• [GIVEN INSTRUCTION]
Please write out the material that follows, exactly as it stands.

• [SUPPLIED MATERIAL]
————————

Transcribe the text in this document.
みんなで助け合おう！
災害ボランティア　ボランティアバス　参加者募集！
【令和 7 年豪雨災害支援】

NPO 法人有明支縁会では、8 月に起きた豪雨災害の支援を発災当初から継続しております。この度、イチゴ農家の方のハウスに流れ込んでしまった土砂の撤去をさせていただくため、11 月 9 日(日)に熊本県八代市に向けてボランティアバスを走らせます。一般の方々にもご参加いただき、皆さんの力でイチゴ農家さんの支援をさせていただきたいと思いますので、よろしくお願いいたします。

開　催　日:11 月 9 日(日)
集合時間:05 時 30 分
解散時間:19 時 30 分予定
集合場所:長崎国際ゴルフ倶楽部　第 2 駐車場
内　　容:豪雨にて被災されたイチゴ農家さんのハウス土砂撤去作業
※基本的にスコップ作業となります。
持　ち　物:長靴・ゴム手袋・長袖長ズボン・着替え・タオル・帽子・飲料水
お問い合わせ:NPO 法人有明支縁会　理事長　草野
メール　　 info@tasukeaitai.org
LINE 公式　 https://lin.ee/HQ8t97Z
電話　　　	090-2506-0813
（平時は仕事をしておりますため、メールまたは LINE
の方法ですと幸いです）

————————

• [FULL RESPONSE]
Transcribe the text in this document.
みんなで助け合おう！
災害ボランティア　ボランティアバス　参加者募集！
【令和 7 年豪雨災害支援】

NPO 法人有明支縁会では、8 月に起きた豪雨災害の支援を発災当初から継続しております。この度、イチゴ農家の方のハウスに流れ込んでしまった土砂の撤去をさせていただくため、11 月 9 日(日)に熊本県八代市に向けてボランティアバスを走らせます。一般の方々にもご参加いただき、皆さんの力でイチゴ農家さんの支援をさせていただきたいと思いますので、よろしくお願いいたします。

開　催　日:11 月 9 日(日)
集合時間:05 時 30 分
解散時間:19 時 30 分予定
集合場所:長崎国際ゴルフ倶楽部　第 2 駐車場
内　　容:豪雨にて被災されたイチゴ農家さんのハウス土砂撤去作業
※基本的にスコップ作業となります。
持　ち　物:長靴・ゴム手袋・長袖長ズボン・着替え・タオル・帽子・飲料水
お問い合わせ:NPO 法人有明支縁会　理事長　草野
メール　　 info@tasukeaitai.org
LINE 公式　 https://lin.ee/HQ8t97Z
電話　　　	090-2506-0813
（平時は仕事をしておりますため、メールまたは LINE
の方法ですと幸いです）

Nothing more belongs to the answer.